**INSTRUCTIONS FOR THE TASK:** Locate the string "Сбор" throughout the material and copy every line in which it occurs.

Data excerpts
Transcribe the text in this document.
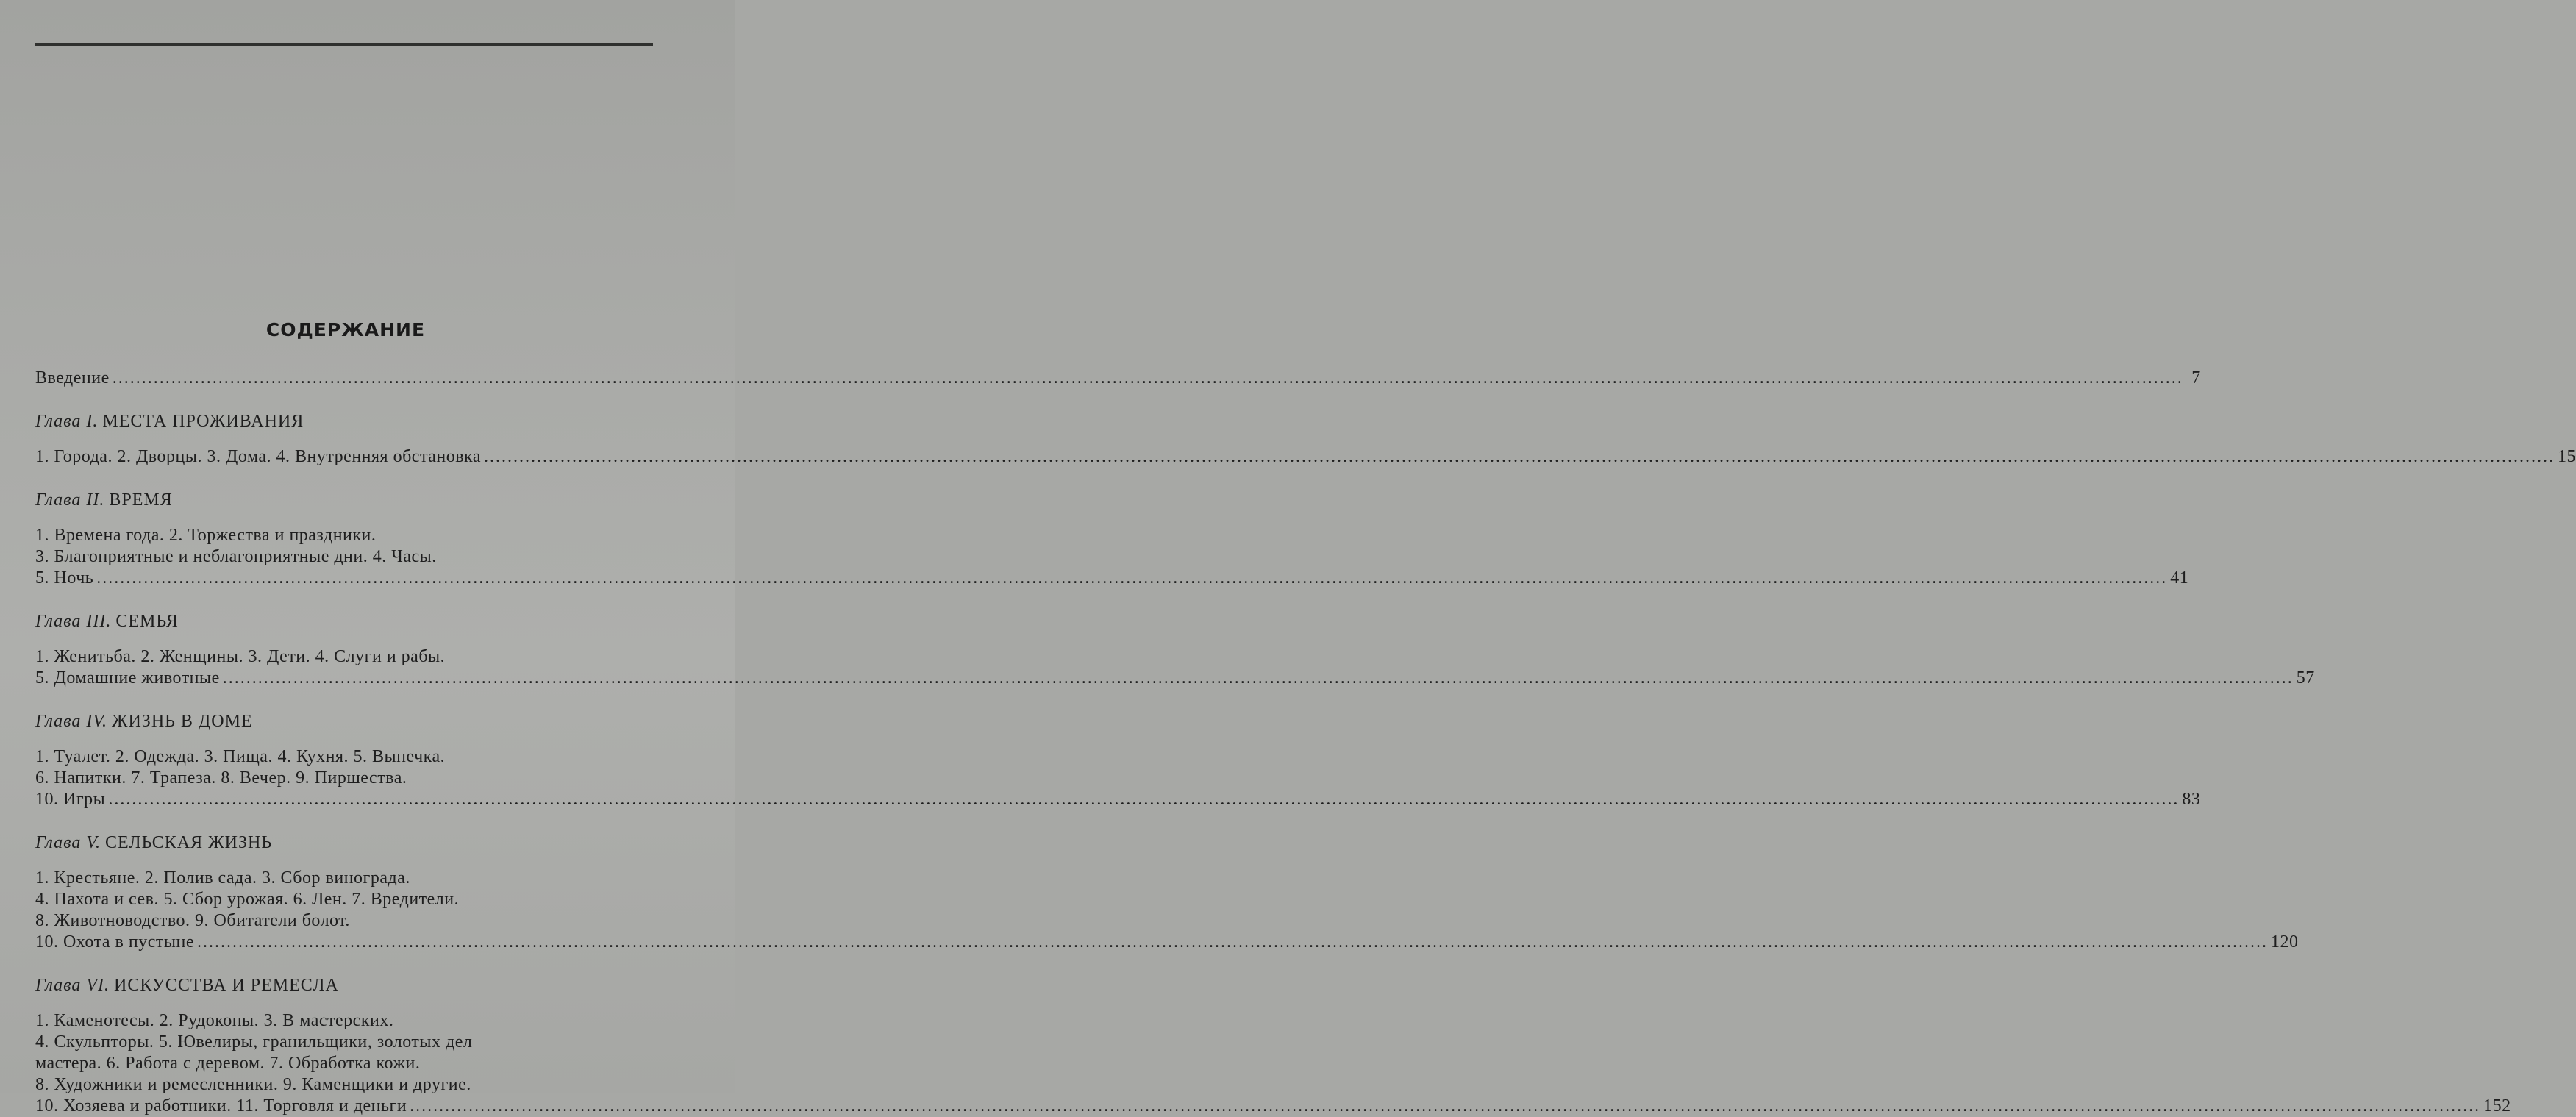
СОДЕРЖАНИЕ
Введение .....	7
Глава I. МЕСТА ПРОЖИВАНИЯ
1. Города. 2. Дворцы. 3. Дома. 4. Внутренняя обстановка .....	15
Глава II. ВРЕМЯ
1. Времена года. 2. Торжества и праздники.
3. Благоприятные и неблагоприятные дни. 4. Часы.
5. Ночь .....	41
Глава III. СЕМЬЯ
1. Женитьба. 2. Женщины. 3. Дети. 4. Слуги и рабы.
5. Домашние животные .....	57
Глава IV. ЖИЗНЬ В ДОМЕ
1. Туалет. 2. Одежда. 3. Пища. 4. Кухня. 5. Выпечка.
6. Напитки. 7. Трапеза. 8. Вечер. 9. Пиршества.
10. Игры .....	83
Глава V. СЕЛЬСКАЯ ЖИЗНЬ
1. Крестьяне. 2. Полив сада. 3. Сбор винограда.
4. Пахота и сев. 5. Сбор урожая. 6. Лен. 7. Вредители.
8. Животноводство. 9. Обитатели болот.
10. Охота в пустыне .....	120
Глава VI. ИСКУССТВА И РЕМЕСЛА
1. Каменотесы. 2. Рудокопы. 3. В мастерских.
4. Скульпторы. 5. Ювелиры, гранильщики, золотых дел
мастера. 6. Работа с деревом. 7. Обработка кожи.
8. Художники и ремесленники. 9. Каменщики и другие.
10. Хозяева и работники. 11. Торговля и деньги .....	152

**EXPECTED ANSWER:**
1. Крестьяне. 2. Полив сада. 3. Сбор винограда.
4. Пахота и сев. 5. Сбор урожая. 6. Лен. 7. Вредители.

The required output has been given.